----- Extracted records -----
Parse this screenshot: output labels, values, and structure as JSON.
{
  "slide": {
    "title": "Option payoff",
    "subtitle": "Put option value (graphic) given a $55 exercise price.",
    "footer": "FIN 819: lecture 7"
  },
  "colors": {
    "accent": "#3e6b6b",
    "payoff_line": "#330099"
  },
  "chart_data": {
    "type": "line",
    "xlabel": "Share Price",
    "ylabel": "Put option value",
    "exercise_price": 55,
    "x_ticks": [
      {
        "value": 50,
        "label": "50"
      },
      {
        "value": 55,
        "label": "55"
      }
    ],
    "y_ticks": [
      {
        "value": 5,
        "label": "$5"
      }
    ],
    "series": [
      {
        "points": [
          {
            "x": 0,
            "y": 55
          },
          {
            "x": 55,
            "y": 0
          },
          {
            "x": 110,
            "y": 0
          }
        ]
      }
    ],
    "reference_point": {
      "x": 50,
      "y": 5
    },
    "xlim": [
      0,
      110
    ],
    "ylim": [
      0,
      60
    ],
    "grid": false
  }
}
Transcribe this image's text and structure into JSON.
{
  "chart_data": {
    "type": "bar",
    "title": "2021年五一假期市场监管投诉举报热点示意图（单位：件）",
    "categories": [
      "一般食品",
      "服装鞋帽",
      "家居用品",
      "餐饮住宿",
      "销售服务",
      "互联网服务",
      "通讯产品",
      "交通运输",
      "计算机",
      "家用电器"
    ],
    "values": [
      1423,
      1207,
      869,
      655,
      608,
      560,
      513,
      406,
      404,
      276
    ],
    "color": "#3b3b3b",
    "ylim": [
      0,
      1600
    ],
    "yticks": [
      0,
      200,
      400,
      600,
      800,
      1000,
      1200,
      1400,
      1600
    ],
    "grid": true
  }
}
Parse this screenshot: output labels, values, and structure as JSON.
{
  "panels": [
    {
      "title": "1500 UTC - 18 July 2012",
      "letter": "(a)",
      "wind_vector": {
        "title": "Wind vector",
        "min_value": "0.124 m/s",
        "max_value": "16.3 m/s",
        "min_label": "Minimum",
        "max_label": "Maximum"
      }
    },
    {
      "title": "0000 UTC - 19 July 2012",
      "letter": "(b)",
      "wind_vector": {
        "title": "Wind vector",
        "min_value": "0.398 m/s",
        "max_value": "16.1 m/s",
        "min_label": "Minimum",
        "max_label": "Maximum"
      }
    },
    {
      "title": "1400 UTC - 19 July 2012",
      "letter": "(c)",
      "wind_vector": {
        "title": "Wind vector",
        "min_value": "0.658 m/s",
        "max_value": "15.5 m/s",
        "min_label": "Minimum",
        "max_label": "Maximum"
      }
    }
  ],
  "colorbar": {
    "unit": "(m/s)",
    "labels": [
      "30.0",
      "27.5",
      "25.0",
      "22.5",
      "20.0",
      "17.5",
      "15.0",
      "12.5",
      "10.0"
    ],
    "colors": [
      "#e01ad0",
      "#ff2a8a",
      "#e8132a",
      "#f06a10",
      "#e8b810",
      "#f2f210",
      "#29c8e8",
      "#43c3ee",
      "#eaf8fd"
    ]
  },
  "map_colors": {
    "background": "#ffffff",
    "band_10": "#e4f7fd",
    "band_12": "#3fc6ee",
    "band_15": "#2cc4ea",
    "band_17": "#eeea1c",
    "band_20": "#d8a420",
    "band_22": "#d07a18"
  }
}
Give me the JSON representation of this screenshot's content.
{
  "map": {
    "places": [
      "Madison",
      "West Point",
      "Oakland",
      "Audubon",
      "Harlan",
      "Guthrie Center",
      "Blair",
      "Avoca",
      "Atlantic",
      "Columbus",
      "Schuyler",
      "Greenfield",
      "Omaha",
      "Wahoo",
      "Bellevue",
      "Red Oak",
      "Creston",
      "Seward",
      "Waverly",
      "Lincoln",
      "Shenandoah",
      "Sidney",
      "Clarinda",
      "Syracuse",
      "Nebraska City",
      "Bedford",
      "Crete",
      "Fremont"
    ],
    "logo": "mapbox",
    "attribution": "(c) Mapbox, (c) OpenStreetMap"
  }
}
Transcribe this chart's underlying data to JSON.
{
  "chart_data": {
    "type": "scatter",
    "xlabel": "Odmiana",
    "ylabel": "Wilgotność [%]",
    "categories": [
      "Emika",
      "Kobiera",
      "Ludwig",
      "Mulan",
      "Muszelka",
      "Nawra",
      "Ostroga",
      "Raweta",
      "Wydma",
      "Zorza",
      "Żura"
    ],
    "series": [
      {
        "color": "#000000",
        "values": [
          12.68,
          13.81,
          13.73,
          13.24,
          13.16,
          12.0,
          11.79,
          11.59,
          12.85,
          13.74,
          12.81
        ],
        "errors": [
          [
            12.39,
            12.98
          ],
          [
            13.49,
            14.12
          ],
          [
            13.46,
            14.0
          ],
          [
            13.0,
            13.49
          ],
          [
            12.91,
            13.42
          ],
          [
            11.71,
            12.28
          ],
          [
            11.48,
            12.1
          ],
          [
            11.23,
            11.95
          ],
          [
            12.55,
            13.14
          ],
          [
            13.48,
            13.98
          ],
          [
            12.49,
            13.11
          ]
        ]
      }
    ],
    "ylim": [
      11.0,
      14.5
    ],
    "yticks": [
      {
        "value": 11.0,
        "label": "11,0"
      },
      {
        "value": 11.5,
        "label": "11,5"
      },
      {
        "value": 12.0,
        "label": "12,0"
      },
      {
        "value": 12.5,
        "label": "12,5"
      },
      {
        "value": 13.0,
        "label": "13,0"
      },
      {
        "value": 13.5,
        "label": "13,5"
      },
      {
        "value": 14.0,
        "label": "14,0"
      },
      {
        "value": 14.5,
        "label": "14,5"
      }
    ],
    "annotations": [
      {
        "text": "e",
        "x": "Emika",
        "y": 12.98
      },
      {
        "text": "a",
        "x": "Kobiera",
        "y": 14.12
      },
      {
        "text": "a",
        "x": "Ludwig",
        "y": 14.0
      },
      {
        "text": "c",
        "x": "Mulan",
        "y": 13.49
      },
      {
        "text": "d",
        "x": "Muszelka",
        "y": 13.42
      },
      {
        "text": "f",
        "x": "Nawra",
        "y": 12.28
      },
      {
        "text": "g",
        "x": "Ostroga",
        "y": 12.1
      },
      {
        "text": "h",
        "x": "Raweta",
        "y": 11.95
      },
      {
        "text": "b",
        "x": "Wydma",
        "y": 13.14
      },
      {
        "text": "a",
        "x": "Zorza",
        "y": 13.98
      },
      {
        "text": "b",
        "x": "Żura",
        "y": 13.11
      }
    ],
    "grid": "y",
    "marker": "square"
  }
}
-----
• What this task involves: Output an exact copy of each record.

• Full solution:
Parse this screenshot: output labels, values, and structure as JSON.
{
  "slide": {
    "title": "Option payoff",
    "subtitle": "Put option value (graphic) given a $55 exercise price.",
    "footer": "FIN 819: lecture 7"
  },
  "colors": {
    "accent": "#3e6b6b",
    "payoff_line": "#330099"
  },
  "chart_data": {
    "type": "line",
    "xlabel": "Share Price",
    "ylabel": "Put option value",
    "exercise_price": 55,
    "x_ticks": [
      {
        "value": 50,
        "label": "50"
      },
      {
        "value": 55,
        "label": "55"
      }
    ],
    "y_ticks": [
      {
        "value": 5,
        "label": "$5"
      }
    ],
    "series": [
      {
        "points": [
          {
            "x": 0,
            "y": 55
          },
          {
            "x": 55,
            "y": 0
          },
          {
            "x": 110,
            "y": 0
          }
        ]
      }
    ],
    "reference_point": {
      "x": 50,
      "y": 5
    },
    "xlim": [
      0,
      110
    ],
    "ylim": [
      0,
      60
    ],
    "grid": false
  }
}
Transcribe this image's text and structure into JSON.
{
  "chart_data": {
    "type": "bar",
    "title": "2021年五一假期市场监管投诉举报热点示意图（单位：件）",
    "categories": [
      "一般食品",
      "服装鞋帽",
      "家居用品",
      "餐饮住宿",
      "销售服务",
      "互联网服务",
      "通讯产品",
      "交通运输",
      "计算机",
      "家用电器"
    ],
    "values": [
      1423,
      1207,
      869,
      655,
      608,
      560,
      513,
      406,
      404,
      276
    ],
    "color": "#3b3b3b",
    "ylim": [
      0,
      1600
    ],
    "yticks": [
      0,
      200,
      400,
      600,
      800,
      1000,
      1200,
      1400,
      1600
    ],
    "grid": true
  }
}
Parse this screenshot: output labels, values, and structure as JSON.
{
  "panels": [
    {
      "title": "1500 UTC - 18 July 2012",
      "letter": "(a)",
      "wind_vector": {
        "title": "Wind vector",
        "min_value": "0.124 m/s",
        "max_value": "16.3 m/s",
        "min_label": "Minimum",
        "max_label": "Maximum"
      }
    },
    {
      "title": "0000 UTC - 19 July 2012",
      "letter": "(b)",
      "wind_vector": {
        "title": "Wind vector",
        "min_value": "0.398 m/s",
        "max_value": "16.1 m/s",
        "min_label": "Minimum",
        "max_label": "Maximum"
      }
    },
    {
      "title": "1400 UTC - 19 July 2012",
      "letter": "(c)",
      "wind_vector": {
        "title": "Wind vector",
        "min_value": "0.658 m/s",
        "max_value": "15.5 m/s",
        "min_label": "Minimum",
        "max_label": "Maximum"
      }
    }
  ],
  "colorbar": {
    "unit": "(m/s)",
    "labels": [
      "30.0",
      "27.5",
      "25.0",
      "22.5",
      "20.0",
      "17.5",
      "15.0",
      "12.5",
      "10.0"
    ],
    "colors": [
      "#e01ad0",
      "#ff2a8a",
      "#e8132a",
      "#f06a10",
      "#e8b810",
      "#f2f210",
      "#29c8e8",
      "#43c3ee",
      "#eaf8fd"
    ]
  },
  "map_colors": {
    "background": "#ffffff",
    "band_10": "#e4f7fd",
    "band_12": "#3fc6ee",
    "band_15": "#2cc4ea",
    "band_17": "#eeea1c",
    "band_20": "#d8a420",
    "band_22": "#d07a18"
  }
}
Give me the JSON representation of this screenshot's content.
{
  "map": {
    "places": [
      "Madison",
      "West Point",
      "Oakland",
      "Audubon",
      "Harlan",
      "Guthrie Center",
      "Blair",
      "Avoca",
      "Atlantic",
      "Columbus",
      "Schuyler",
      "Greenfield",
      "Omaha",
      "Wahoo",
      "Bellevue",
      "Red Oak",
      "Creston",
      "Seward",
      "Waverly",
      "Lincoln",
      "Shenandoah",
      "Sidney",
      "Clarinda",
      "Syracuse",
      "Nebraska City",
      "Bedford",
      "Crete",
      "Fremont"
    ],
    "logo": "mapbox",
    "attribution": "(c) Mapbox, (c) OpenStreetMap"
  }
}
Transcribe this chart's underlying data to JSON.
{
  "chart_data": {
    "type": "scatter",
    "xlabel": "Odmiana",
    "ylabel": "Wilgotność [%]",
    "categories": [
      "Emika",
      "Kobiera",
      "Ludwig",
      "Mulan",
      "Muszelka",
      "Nawra",
      "Ostroga",
      "Raweta",
      "Wydma",
      "Zorza",
      "Żura"
    ],
    "series": [
      {
        "color": "#000000",
        "values": [
          12.68,
          13.81,
          13.73,
          13.24,
          13.16,
          12.0,
          11.79,
          11.59,
          12.85,
          13.74,
          12.81
        ],
        "errors": [
          [
            12.39,
            12.98
          ],
          [
            13.49,
            14.12
          ],
          [
            13.46,
            14.0
          ],
          [
            13.0,
            13.49
          ],
          [
            12.91,
            13.42
          ],
          [
            11.71,
            12.28
          ],
          [
            11.48,
            12.1
          ],
          [
            11.23,
            11.95
          ],
          [
            12.55,
            13.14
          ],
          [
            13.48,
            13.98
          ],
          [
            12.49,
            13.11
          ]
        ]
      }
    ],
    "ylim": [
      11.0,
      14.5
    ],
    "yticks": [
      {
        "value": 11.0,
        "label": "11,0"
      },
      {
        "value": 11.5,
        "label": "11,5"
      },
      {
        "value": 12.0,
        "label": "12,0"
      },
      {
        "value": 12.5,
        "label": "12,5"
      },
      {
        "value": 13.0,
        "label": "13,0"
      },
      {
        "value": 13.5,
        "label": "13,5"
      },
      {
        "value": 14.0,
        "label": "14,0"
      },
      {
        "value": 14.5,
        "label": "14,5"
      }
    ],
    "annotations": [
      {
        "text": "e",
        "x": "Emika",
        "y": 12.98
      },
      {
        "text": "a",
        "x": "Kobiera",
        "y": 14.12
      },
      {
        "text": "a",
        "x": "Ludwig",
        "y": 14.0
      },
      {
        "text": "c",
        "x": "Mulan",
        "y": 13.49
      },
      {
        "text": "d",
        "x": "Muszelka",
        "y": 13.42
      },
      {
        "text": "f",
        "x": "Nawra",
        "y": 12.28
      },
      {
        "text": "g",
        "x": "Ostroga",
        "y": 12.1
      },
      {
        "text": "h",
        "x": "Raweta",
        "y": 11.95
      },
      {
        "text": "b",
        "x": "Wydma",
        "y": 13.14
      },
      {
        "text": "a",
        "x": "Zorza",
        "y": 13.98
      },
      {
        "text": "b",
        "x": "Żura",
        "y": 13.11
      }
    ],
    "grid": "y",
    "marker": "square"
  }
}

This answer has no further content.